» **Dataset items**:
━━━━━━━━━━━━━━━━

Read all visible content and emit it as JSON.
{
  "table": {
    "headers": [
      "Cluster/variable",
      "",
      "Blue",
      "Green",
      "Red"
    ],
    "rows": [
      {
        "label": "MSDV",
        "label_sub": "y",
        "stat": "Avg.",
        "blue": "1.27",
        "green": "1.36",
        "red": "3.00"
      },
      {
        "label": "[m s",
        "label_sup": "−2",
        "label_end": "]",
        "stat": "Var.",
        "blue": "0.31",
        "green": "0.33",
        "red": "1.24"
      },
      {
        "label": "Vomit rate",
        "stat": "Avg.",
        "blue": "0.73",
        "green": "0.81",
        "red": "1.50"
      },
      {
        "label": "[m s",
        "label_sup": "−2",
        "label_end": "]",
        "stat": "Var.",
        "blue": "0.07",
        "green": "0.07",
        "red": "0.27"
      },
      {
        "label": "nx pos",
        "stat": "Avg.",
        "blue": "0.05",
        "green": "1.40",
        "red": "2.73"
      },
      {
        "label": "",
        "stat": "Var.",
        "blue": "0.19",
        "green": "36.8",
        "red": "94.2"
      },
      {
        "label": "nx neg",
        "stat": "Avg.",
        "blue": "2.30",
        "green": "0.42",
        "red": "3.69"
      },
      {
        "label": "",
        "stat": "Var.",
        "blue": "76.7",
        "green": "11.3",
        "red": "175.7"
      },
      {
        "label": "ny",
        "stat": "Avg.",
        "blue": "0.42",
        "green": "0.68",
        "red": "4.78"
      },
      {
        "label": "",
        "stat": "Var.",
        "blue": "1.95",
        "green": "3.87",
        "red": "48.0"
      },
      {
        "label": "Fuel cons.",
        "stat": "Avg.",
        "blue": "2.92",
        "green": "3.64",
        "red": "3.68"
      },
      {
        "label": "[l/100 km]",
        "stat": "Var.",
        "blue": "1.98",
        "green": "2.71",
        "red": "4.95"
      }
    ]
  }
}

━━━━━━━━━━━━━━━━

» **Task instructions**:
Repeat the records above exactly, leaving none out.

» **Solved problem**:
Read all visible content and emit it as JSON.
{
  "table": {
    "headers": [
      "Cluster/variable",
      "",
      "Blue",
      "Green",
      "Red"
    ],
    "rows": [
      {
        "label": "MSDV",
        "label_sub": "y",
        "stat": "Avg.",
        "blue": "1.27",
        "green": "1.36",
        "red": "3.00"
      },
      {
        "label": "[m s",
        "label_sup": "−2",
        "label_end": "]",
        "stat": "Var.",
        "blue": "0.31",
        "green": "0.33",
        "red": "1.24"
      },
      {
        "label": "Vomit rate",
        "stat": "Avg.",
        "blue": "0.73",
        "green": "0.81",
        "red": "1.50"
      },
      {
        "label": "[m s",
        "label_sup": "−2",
        "label_end": "]",
        "stat": "Var.",
        "blue": "0.07",
        "green": "0.07",
        "red": "0.27"
      },
      {
        "label": "nx pos",
        "stat": "Avg.",
        "blue": "0.05",
        "green": "1.40",
        "red": "2.73"
      },
      {
        "label": "",
        "stat": "Var.",
        "blue": "0.19",
        "green": "36.8",
        "red": "94.2"
      },
      {
        "label": "nx neg",
        "stat": "Avg.",
        "blue": "2.30",
        "green": "0.42",
        "red": "3.69"
      },
      {
        "label": "",
        "stat": "Var.",
        "blue": "76.7",
        "green": "11.3",
        "red": "175.7"
      },
      {
        "label": "ny",
        "stat": "Avg.",
        "blue": "0.42",
        "green": "0.68",
        "red": "4.78"
      },
      {
        "label": "",
        "stat": "Var.",
        "blue": "1.95",
        "green": "3.87",
        "red": "48.0"
      },
      {
        "label": "Fuel cons.",
        "stat": "Avg.",
        "blue": "2.92",
        "green": "3.64",
        "red": "3.68"
      },
      {
        "label": "[l/100 km]",
        "stat": "Var.",
        "blue": "1.98",
        "green": "2.71",
        "red": "4.95"
      }
    ]
  }
}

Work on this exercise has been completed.